RECORDS PROVIDED.
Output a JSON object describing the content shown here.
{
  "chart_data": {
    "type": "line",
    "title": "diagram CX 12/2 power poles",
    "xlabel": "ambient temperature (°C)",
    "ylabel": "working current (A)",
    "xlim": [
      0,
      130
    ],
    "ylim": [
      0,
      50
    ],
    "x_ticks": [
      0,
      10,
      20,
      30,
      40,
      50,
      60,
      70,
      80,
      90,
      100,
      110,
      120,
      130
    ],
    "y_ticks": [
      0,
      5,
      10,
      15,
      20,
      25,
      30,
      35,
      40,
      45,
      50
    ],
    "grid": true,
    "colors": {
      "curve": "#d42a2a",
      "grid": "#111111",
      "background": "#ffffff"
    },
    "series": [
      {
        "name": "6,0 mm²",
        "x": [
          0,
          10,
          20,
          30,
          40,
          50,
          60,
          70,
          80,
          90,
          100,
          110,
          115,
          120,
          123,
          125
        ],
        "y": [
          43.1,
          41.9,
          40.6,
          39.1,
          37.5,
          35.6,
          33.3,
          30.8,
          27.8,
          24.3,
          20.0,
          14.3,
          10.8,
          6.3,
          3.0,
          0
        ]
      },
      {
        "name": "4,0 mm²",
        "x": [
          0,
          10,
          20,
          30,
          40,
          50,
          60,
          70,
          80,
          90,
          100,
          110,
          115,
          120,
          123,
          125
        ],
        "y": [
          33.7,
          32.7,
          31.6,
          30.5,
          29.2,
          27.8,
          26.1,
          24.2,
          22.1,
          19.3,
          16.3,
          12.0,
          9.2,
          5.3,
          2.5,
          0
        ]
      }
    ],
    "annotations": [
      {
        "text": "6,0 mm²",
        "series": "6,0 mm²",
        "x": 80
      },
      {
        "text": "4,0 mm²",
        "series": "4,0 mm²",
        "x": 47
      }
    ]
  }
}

THE REQUEST.
Write out the full listing exactly as given.

RESULT OF THIS EXERCISE.
Output a JSON object describing the content shown here.
{
  "chart_data": {
    "type": "line",
    "title": "diagram CX 12/2 power poles",
    "xlabel": "ambient temperature (°C)",
    "ylabel": "working current (A)",
    "xlim": [
      0,
      130
    ],
    "ylim": [
      0,
      50
    ],
    "x_ticks": [
      0,
      10,
      20,
      30,
      40,
      50,
      60,
      70,
      80,
      90,
      100,
      110,
      120,
      130
    ],
    "y_ticks": [
      0,
      5,
      10,
      15,
      20,
      25,
      30,
      35,
      40,
      45,
      50
    ],
    "grid": true,
    "colors": {
      "curve": "#d42a2a",
      "grid": "#111111",
      "background": "#ffffff"
    },
    "series": [
      {
        "name": "6,0 mm²",
        "x": [
          0,
          10,
          20,
          30,
          40,
          50,
          60,
          70,
          80,
          90,
          100,
          110,
          115,
          120,
          123,
          125
        ],
        "y": [
          43.1,
          41.9,
          40.6,
          39.1,
          37.5,
          35.6,
          33.3,
          30.8,
          27.8,
          24.3,
          20.0,
          14.3,
          10.8,
          6.3,
          3.0,
          0
        ]
      },
      {
        "name": "4,0 mm²",
        "x": [
          0,
          10,
          20,
          30,
          40,
          50,
          60,
          70,
          80,
          90,
          100,
          110,
          115,
          120,
          123,
          125
        ],
        "y": [
          33.7,
          32.7,
          31.6,
          30.5,
          29.2,
          27.8,
          26.1,
          24.2,
          22.1,
          19.3,
          16.3,
          12.0,
          9.2,
          5.3,
          2.5,
          0
        ]
      }
    ],
    "annotations": [
      {
        "text": "6,0 mm²",
        "series": "6,0 mm²",
        "x": 80
      },
      {
        "text": "4,0 mm²",
        "series": "4,0 mm²",
        "x": 47
      }
    ]
  }
}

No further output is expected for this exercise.